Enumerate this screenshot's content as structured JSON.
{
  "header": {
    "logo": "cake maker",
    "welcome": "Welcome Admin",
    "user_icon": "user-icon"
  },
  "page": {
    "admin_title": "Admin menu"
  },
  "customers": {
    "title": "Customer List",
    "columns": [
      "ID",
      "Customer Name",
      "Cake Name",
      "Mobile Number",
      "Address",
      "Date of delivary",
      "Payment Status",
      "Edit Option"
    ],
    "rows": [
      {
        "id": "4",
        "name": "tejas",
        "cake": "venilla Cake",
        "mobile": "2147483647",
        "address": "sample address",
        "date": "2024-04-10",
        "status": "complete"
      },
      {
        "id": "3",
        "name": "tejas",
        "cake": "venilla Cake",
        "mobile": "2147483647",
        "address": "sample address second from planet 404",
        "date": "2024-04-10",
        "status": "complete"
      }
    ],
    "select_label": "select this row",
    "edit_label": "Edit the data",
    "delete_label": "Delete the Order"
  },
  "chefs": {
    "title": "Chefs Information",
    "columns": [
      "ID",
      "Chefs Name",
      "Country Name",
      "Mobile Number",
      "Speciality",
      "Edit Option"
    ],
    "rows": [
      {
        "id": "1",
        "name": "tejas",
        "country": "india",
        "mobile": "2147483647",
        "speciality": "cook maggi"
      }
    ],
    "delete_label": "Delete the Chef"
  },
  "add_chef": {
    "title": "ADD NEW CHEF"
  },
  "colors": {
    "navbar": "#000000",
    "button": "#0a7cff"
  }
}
☆ ☆ ☆
### THE EXERCISE
Repeat all the records. Match each line exactly.

### RESULT
Enumerate this screenshot's content as structured JSON.
{
  "header": {
    "logo": "cake maker",
    "welcome": "Welcome Admin",
    "user_icon": "user-icon"
  },
  "page": {
    "admin_title": "Admin menu"
  },
  "customers": {
    "title": "Customer List",
    "columns": [
      "ID",
      "Customer Name",
      "Cake Name",
      "Mobile Number",
      "Address",
      "Date of delivary",
      "Payment Status",
      "Edit Option"
    ],
    "rows": [
      {
        "id": "4",
        "name": "tejas",
        "cake": "venilla Cake",
        "mobile": "2147483647",
        "address": "sample address",
        "date": "2024-04-10",
        "status": "complete"
      },
      {
        "id": "3",
        "name": "tejas",
        "cake": "venilla Cake",
        "mobile": "2147483647",
        "address": "sample address second from planet 404",
        "date": "2024-04-10",
        "status": "complete"
      }
    ],
    "select_label": "select this row",
    "edit_label": "Edit the data",
    "delete_label": "Delete the Order"
  },
  "chefs": {
    "title": "Chefs Information",
    "columns": [
      "ID",
      "Chefs Name",
      "Country Name",
      "Mobile Number",
      "Speciality",
      "Edit Option"
    ],
    "rows": [
      {
        "id": "1",
        "name": "tejas",
        "country": "india",
        "mobile": "2147483647",
        "speciality": "cook maggi"
      }
    ],
    "delete_label": "Delete the Chef"
  },
  "add_chef": {
    "title": "ADD NEW CHEF"
  },
  "colors": {
    "navbar": "#000000",
    "button": "#0a7cff"
  }
}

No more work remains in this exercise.